● Prompt
Quote the records below in full, exactly as given, with the images taken out.

Saved entries:
++++++++++

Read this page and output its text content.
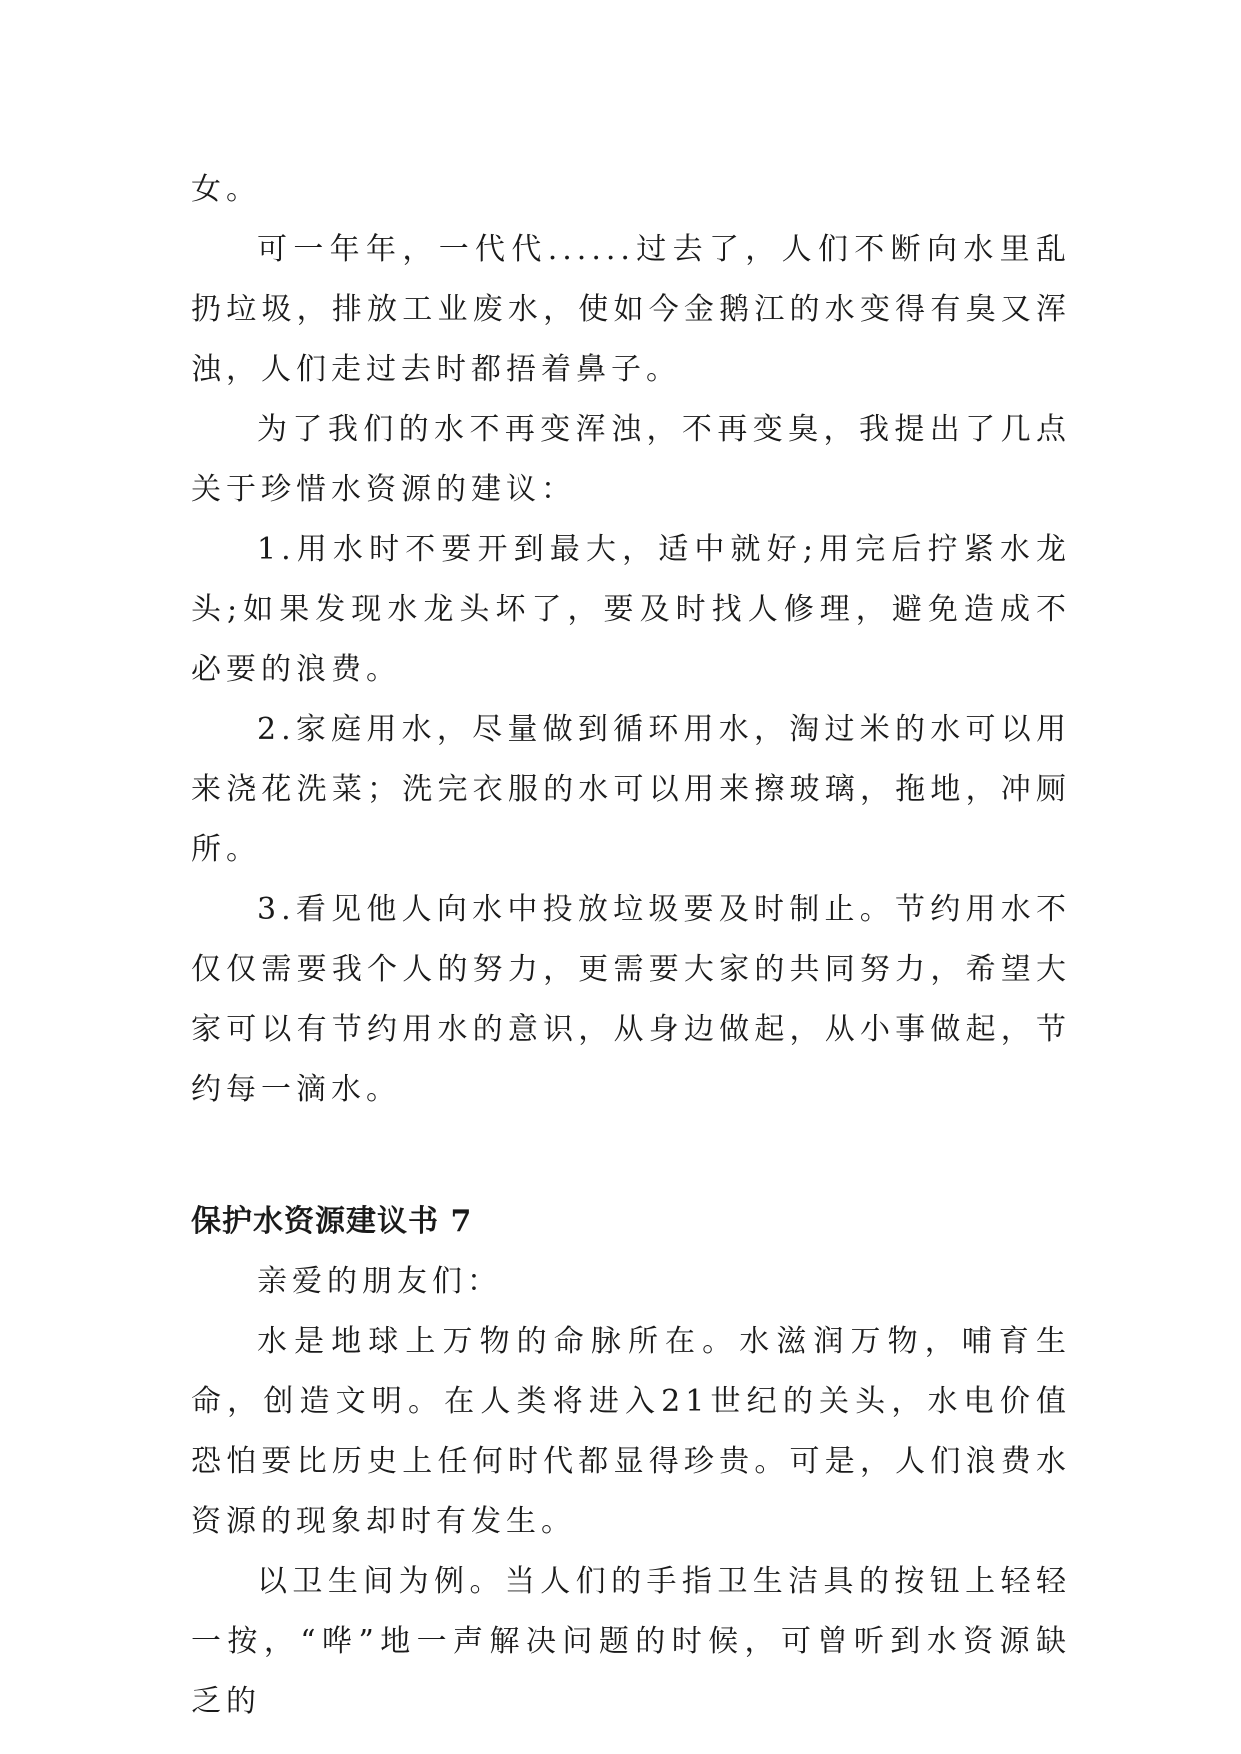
女。

可一年年，一代代......过去了，人们不断向水里乱扔垃圾，排放工业废水，使如今金鹅江的水变得有臭又浑浊，人们走过去时都捂着鼻子。

为了我们的水不再变浑浊，不再变臭，我提出了几点关于珍惜水资源的建议：

1.用水时不要开到最大，适中就好;用完后拧紧水龙头;如果发现水龙头坏了，要及时找人修理，避免造成不必要的浪费。

2.家庭用水，尽量做到循环用水，淘过米的水可以用来浇花洗菜；洗完衣服的水可以用来擦玻璃，拖地，冲厕所。

3.看见他人向水中投放垃圾要及时制止。节约用水不仅仅需要我个人的努力，更需要大家的共同努力，希望大家可以有节约用水的意识，从身边做起，从小事做起，节约每一滴水。

保护水资源建议书 7

亲爱的朋友们：

水是地球上万物的命脉所在。水滋润万物，哺育生命，创造文明。在人类将进入21世纪的关头，水电价值恐怕要比历史上任何时代都显得珍贵。可是，人们浪费水资源的现象却时有发生。

以卫生间为例。当人们的手指卫生洁具的按钮上轻轻一按，“哗”地一声解决问题的时候，可曾听到水资源缺乏的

++++++++++

● The output
Read this page and output its text content.
女。

可一年年，一代代......过去了，人们不断向水里乱扔垃圾，排放工业废水，使如今金鹅江的水变得有臭又浑浊，人们走过去时都捂着鼻子。

为了我们的水不再变浑浊，不再变臭，我提出了几点关于珍惜水资源的建议：

1.用水时不要开到最大，适中就好;用完后拧紧水龙头;如果发现水龙头坏了，要及时找人修理，避免造成不必要的浪费。

2.家庭用水，尽量做到循环用水，淘过米的水可以用来浇花洗菜；洗完衣服的水可以用来擦玻璃，拖地，冲厕所。

3.看见他人向水中投放垃圾要及时制止。节约用水不仅仅需要我个人的努力，更需要大家的共同努力，希望大家可以有节约用水的意识，从身边做起，从小事做起，节约每一滴水。

保护水资源建议书 7

亲爱的朋友们：

水是地球上万物的命脉所在。水滋润万物，哺育生命，创造文明。在人类将进入21世纪的关头，水电价值恐怕要比历史上任何时代都显得珍贵。可是，人们浪费水资源的现象却时有发生。

以卫生间为例。当人们的手指卫生洁具的按钮上轻轻一按，“哗”地一声解决问题的时候，可曾听到水资源缺乏的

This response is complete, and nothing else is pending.